▶ [Tasks for this exercise]
• 1. Translate this sentence from the wine forum thread into Spanish: "You'll be even happier when you buy more wine in the duty-free departure lounge on your way home!"
• 2. Rewrite the entries from the first line through the line containing "- left-bar: [188, 227, 359, 249]", inclusive, replacing "y-tick-label" with "y-axis-label" and leaving everything else unchanged. Return only those lines.

▶ [Passage to read]
※

# Taking Wine into Grand Caymans



## pal (Aug 15, 2006)

I brought two bottles of California Wine into Grand Caymans...knowing the price of our import there...

California/Napa Valley wines are approx. double the price.  So if you like your own sipping juice -- other than mixed drinks with rum etc., then I would recommend bringing it in. 

I was so glad that I did.  The cheapie White Zin in SF that runs around $4 a bottle was as high at $15.....ouch!:annoyed:


----------



## mistergizmo (Aug 15, 2006)

You'll be even happier when you buy more wine in the duty-free departure lounge on your way home!


----------



## Caladezi (Aug 15, 2006)

*TSA Rules*

With the new restrictions on liquids in place, are we being allowed to bring back any liquor from the duty free shop?


----------



## Kay H (Aug 15, 2006)

Aren't liquids permitted in checked luggage, just forbidden in carry-on?


----------



## escargot (Aug 15, 2006)

※

▶ [Records for this exercise]
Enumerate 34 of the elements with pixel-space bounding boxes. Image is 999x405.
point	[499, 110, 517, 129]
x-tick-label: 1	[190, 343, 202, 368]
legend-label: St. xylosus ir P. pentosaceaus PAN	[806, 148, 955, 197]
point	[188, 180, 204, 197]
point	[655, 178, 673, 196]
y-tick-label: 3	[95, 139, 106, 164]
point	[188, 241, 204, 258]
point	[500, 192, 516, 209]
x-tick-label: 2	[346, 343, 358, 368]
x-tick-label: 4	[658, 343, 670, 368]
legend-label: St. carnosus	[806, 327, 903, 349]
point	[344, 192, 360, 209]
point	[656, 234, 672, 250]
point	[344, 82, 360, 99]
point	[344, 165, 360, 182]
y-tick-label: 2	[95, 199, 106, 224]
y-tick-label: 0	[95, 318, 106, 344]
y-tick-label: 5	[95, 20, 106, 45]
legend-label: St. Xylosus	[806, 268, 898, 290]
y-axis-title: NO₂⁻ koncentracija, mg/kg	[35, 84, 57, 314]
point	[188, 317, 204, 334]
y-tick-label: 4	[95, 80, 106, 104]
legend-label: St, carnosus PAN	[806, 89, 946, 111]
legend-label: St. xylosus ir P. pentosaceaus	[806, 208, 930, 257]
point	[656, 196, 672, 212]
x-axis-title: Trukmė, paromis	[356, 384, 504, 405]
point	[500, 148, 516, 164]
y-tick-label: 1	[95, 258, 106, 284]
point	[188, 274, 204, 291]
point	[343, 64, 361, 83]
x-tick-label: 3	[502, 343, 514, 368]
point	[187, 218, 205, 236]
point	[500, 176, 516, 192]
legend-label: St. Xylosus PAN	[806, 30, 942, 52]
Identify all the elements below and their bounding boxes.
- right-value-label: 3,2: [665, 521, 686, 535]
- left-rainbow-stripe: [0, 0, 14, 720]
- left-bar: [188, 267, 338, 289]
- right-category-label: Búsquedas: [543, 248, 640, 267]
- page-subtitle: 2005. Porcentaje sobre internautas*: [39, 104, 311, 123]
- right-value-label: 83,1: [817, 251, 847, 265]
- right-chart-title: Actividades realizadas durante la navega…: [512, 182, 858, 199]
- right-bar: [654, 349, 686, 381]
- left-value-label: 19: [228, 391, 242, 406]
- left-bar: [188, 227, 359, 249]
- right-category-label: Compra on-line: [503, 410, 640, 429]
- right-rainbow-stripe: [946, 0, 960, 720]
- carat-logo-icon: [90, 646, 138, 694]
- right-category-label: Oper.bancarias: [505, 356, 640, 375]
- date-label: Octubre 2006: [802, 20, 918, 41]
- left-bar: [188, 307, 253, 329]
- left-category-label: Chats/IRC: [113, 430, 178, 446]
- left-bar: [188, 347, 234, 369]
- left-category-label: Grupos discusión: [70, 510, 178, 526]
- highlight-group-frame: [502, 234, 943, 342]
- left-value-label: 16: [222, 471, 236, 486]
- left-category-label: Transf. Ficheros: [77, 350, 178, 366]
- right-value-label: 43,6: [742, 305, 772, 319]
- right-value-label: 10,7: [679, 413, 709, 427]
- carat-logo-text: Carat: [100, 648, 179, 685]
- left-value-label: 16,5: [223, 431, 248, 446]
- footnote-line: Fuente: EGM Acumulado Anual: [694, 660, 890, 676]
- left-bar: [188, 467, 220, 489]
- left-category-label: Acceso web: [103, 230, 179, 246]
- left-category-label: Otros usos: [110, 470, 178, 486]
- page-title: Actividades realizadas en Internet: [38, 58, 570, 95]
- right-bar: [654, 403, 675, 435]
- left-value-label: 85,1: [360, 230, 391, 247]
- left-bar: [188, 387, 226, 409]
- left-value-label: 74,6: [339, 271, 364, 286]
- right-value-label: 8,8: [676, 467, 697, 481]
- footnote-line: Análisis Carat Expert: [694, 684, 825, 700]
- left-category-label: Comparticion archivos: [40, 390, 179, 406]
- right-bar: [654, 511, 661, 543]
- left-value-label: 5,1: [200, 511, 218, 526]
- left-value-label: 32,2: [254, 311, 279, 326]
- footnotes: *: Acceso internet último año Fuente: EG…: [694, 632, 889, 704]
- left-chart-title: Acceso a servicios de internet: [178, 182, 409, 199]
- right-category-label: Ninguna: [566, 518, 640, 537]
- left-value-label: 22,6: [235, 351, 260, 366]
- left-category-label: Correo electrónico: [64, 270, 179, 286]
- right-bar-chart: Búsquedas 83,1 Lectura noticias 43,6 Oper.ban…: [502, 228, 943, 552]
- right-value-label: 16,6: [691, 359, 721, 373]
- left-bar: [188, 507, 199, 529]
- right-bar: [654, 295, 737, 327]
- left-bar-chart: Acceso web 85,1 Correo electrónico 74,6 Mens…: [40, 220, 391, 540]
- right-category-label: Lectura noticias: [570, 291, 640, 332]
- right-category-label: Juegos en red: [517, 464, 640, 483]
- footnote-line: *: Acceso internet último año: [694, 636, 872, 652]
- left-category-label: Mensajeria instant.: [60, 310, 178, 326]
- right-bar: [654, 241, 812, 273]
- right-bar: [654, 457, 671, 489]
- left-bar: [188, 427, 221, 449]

※

▶ [Results for each task]
• 1. ¡Estarás aún más contento cuando compres más vino en la sala de embarque libre de impuestos de camino a casa!

• 2.
Enumerate 34 of the elements with pixel-space bounding boxes. Image is 999x405.
point	[499, 110, 517, 129]
x-tick-label: 1	[190, 343, 202, 368]
legend-label: St. xylosus ir P. pentosaceaus PAN	[806, 148, 955, 197]
point	[188, 180, 204, 197]
point	[655, 178, 673, 196]
y-axis-label: 3	[95, 139, 106, 164]
point	[188, 241, 204, 258]
point	[500, 192, 516, 209]
x-tick-label: 2	[346, 343, 358, 368]
x-tick-label: 4	[658, 343, 670, 368]
legend-label: St. carnosus	[806, 327, 903, 349]
point	[344, 192, 360, 209]
point	[656, 234, 672, 250]
point	[344, 82, 360, 99]
point	[344, 165, 360, 182]
y-axis-label: 2	[95, 199, 106, 224]
y-axis-label: 0	[95, 318, 106, 344]
y-axis-label: 5	[95, 20, 106, 45]
legend-label: St. Xylosus	[806, 268, 898, 290]
y-axis-title: NO₂⁻ koncentracija, mg/kg	[35, 84, 57, 314]
point	[188, 317, 204, 334]
y-axis-label: 4	[95, 80, 106, 104]
legend-label: St, carnosus PAN	[806, 89, 946, 111]
legend-label: St. xylosus ir P. pentosaceaus	[806, 208, 930, 257]
point	[656, 196, 672, 212]
x-axis-title: Trukmė, paromis	[356, 384, 504, 405]
point	[500, 148, 516, 164]
y-axis-label: 1	[95, 258, 106, 284]
point	[188, 274, 204, 291]
point	[343, 64, 361, 83]
x-tick-label: 3	[502, 343, 514, 368]
point	[187, 218, 205, 236]
point	[500, 176, 516, 192]
legend-label: St. Xylosus PAN	[806, 30, 942, 52]
Identify all the elements below and their bounding boxes.
- right-value-label: 3,2: [665, 521, 686, 535]
- left-rainbow-stripe: [0, 0, 14, 720]
- left-bar: [188, 267, 338, 289]
- right-category-label: Búsquedas: [543, 248, 640, 267]
- page-subtitle: 2005. Porcentaje sobre internautas*: [39, 104, 311, 123]
- right-value-label: 83,1: [817, 251, 847, 265]
- right-chart-title: Actividades realizadas durante la navega…: [512, 182, 858, 199]
- right-bar: [654, 349, 686, 381]
- left-value-label: 19: [228, 391, 242, 406]
- left-bar: [188, 227, 359, 249]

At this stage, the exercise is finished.